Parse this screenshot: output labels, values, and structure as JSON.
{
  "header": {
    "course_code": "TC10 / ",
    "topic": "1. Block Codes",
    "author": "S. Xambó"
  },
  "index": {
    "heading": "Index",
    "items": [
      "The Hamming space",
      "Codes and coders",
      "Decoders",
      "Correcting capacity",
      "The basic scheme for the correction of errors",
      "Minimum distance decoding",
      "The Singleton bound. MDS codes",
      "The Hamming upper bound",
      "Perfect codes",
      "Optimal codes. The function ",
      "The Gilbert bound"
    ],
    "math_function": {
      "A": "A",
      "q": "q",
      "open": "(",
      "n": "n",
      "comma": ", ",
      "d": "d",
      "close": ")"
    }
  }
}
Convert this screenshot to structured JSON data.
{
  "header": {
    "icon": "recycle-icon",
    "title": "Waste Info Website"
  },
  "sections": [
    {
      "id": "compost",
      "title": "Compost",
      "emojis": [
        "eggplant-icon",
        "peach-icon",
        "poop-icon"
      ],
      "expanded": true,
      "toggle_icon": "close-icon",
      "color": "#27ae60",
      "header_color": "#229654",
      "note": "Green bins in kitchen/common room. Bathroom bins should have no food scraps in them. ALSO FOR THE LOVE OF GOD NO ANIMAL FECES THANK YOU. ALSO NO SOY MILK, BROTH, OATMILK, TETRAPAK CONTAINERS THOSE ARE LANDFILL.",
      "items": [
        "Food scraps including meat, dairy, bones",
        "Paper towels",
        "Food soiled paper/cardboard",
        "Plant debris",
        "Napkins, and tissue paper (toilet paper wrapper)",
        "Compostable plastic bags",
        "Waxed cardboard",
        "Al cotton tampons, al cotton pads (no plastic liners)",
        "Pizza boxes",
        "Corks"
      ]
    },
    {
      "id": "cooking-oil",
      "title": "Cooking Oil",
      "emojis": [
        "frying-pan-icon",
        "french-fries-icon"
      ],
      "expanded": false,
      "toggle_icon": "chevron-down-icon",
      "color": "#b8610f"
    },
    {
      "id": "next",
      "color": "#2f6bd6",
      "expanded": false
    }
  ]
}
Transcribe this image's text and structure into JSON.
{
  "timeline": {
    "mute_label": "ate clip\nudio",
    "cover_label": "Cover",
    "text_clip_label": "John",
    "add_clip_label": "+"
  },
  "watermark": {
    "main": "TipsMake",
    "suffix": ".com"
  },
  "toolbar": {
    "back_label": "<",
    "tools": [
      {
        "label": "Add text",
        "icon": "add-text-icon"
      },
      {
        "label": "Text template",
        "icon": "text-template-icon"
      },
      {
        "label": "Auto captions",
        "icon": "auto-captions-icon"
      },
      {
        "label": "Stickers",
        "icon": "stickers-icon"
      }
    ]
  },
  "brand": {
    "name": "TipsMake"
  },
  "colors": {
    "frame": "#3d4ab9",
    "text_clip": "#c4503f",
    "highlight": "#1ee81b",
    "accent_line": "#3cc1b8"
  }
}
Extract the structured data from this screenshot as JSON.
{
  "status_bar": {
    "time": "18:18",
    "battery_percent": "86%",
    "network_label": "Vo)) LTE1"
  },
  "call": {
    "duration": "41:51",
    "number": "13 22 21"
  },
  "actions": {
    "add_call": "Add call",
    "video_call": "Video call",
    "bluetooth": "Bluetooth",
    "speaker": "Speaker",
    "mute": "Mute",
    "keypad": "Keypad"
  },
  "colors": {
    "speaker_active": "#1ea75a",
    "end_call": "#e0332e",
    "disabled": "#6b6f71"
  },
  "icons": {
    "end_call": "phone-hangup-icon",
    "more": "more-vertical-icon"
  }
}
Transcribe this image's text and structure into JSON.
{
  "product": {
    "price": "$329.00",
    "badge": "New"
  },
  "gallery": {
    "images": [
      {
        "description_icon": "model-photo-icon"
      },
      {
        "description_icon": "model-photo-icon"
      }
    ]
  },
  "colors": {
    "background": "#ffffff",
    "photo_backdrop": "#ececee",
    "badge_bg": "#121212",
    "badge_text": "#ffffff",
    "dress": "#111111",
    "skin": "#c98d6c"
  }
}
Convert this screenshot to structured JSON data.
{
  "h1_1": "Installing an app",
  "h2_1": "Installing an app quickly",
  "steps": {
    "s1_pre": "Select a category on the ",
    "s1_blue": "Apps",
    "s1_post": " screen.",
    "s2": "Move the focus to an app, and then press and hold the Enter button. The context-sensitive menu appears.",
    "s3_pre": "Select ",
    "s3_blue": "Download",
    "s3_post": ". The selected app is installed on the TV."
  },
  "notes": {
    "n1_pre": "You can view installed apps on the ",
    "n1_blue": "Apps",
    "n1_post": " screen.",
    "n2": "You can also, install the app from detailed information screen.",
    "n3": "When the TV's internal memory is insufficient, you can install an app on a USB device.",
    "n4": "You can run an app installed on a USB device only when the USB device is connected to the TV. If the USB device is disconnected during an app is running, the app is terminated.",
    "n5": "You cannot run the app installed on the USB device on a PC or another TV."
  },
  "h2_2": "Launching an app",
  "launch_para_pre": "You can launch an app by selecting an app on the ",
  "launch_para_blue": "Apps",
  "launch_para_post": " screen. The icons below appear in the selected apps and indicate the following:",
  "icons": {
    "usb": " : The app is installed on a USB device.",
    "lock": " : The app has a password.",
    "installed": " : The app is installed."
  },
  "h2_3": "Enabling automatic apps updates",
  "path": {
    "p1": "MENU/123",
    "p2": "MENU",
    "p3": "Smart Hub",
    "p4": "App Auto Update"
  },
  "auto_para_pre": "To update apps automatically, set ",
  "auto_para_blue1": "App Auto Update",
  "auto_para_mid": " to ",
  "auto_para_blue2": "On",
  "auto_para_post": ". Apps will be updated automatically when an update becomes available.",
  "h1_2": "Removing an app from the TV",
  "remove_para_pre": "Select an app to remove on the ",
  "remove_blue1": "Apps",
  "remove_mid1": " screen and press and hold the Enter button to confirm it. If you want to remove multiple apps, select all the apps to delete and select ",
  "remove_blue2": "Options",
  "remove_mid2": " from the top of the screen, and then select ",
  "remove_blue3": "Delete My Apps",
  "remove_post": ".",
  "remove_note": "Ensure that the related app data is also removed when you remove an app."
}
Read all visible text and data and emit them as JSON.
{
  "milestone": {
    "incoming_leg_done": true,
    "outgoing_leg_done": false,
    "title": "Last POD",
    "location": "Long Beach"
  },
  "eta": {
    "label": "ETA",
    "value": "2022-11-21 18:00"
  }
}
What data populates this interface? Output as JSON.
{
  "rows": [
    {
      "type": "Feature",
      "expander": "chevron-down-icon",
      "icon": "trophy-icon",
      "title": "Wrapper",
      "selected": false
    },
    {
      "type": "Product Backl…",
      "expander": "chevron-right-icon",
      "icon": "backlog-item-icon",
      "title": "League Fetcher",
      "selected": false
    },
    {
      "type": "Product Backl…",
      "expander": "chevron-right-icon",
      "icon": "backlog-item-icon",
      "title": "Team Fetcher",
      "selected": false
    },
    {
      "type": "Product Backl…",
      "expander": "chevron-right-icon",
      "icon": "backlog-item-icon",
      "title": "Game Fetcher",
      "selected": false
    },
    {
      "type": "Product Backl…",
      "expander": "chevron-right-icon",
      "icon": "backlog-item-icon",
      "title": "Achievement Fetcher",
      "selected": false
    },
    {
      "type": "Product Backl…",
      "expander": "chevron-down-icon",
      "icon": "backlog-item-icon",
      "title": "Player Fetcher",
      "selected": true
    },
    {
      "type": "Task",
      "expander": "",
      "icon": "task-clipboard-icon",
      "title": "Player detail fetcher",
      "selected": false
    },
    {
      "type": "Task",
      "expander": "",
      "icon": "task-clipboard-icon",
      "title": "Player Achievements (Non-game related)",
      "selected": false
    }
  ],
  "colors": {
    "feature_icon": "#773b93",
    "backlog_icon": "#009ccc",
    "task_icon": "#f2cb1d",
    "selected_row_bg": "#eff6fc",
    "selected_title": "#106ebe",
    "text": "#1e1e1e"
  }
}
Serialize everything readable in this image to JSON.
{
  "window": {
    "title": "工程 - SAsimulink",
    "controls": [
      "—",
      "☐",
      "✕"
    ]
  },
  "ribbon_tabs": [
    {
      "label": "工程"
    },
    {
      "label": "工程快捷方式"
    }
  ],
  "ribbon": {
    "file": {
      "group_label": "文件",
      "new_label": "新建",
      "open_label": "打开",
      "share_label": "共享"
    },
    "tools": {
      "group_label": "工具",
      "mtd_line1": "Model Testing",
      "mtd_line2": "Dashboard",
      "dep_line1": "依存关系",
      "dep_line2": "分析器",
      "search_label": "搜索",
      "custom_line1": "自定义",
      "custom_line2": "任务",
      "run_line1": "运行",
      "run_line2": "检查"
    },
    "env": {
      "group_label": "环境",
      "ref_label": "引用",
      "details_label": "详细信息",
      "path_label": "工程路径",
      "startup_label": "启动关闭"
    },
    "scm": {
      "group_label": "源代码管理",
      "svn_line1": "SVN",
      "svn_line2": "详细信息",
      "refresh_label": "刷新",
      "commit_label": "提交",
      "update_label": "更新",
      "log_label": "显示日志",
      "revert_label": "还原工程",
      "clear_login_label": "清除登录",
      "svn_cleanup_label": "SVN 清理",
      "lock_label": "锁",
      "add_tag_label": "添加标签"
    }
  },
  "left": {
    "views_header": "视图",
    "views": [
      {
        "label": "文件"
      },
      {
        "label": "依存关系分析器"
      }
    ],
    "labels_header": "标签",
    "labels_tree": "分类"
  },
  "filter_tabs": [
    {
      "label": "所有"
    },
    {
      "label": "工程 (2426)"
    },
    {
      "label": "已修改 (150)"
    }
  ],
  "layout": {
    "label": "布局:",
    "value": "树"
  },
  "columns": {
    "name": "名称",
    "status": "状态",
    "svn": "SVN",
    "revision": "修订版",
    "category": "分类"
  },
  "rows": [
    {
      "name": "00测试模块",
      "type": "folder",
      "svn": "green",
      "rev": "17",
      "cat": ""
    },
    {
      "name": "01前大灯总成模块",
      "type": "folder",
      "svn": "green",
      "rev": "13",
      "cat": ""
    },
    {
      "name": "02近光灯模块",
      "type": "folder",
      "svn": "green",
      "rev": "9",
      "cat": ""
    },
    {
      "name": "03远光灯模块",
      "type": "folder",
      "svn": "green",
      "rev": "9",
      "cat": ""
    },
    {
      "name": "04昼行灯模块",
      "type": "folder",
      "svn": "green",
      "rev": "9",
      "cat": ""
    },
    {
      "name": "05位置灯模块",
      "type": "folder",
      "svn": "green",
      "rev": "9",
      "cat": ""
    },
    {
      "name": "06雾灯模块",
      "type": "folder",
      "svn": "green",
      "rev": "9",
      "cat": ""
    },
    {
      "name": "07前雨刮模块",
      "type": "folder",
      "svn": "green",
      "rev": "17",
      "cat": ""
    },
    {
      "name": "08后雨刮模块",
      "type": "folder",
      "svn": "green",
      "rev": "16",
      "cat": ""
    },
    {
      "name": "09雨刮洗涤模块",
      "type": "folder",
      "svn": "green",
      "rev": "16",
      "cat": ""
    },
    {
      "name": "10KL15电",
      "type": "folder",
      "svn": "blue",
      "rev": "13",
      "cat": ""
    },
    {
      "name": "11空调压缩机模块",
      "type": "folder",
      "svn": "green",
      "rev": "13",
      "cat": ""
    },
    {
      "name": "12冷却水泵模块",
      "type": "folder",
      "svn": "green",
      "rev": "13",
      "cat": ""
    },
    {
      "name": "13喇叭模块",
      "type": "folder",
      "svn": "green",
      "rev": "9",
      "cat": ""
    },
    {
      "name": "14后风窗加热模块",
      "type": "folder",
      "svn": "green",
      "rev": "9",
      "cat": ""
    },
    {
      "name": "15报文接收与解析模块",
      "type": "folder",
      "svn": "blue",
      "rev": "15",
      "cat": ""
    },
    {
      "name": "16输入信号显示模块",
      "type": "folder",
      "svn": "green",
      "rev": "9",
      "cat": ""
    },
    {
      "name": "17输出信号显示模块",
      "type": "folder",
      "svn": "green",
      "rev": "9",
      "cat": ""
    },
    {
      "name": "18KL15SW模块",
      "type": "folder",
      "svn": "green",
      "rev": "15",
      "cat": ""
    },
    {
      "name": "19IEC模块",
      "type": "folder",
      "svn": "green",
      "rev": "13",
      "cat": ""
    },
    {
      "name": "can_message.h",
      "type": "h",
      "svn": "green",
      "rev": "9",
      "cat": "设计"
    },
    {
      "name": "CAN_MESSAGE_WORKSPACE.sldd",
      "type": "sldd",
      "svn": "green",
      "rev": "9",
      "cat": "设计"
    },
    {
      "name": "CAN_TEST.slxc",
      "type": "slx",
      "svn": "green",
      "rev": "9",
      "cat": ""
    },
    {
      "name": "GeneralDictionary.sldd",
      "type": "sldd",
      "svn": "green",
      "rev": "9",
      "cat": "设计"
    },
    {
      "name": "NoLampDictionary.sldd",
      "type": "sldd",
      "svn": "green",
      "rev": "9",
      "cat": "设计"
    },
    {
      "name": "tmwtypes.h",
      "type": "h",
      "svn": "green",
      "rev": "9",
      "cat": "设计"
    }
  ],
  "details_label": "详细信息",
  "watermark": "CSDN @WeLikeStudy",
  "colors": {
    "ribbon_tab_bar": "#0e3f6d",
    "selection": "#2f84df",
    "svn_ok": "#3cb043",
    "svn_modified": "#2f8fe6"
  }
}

__INSTRUCTIONS FOR THE TASK__
All lines of the data above that include the word "cardboard" must be shown.

__SOLUTION TO THE PROBLEM__
        "Food soiled paper/cardboard",
        "Waxed cardboard",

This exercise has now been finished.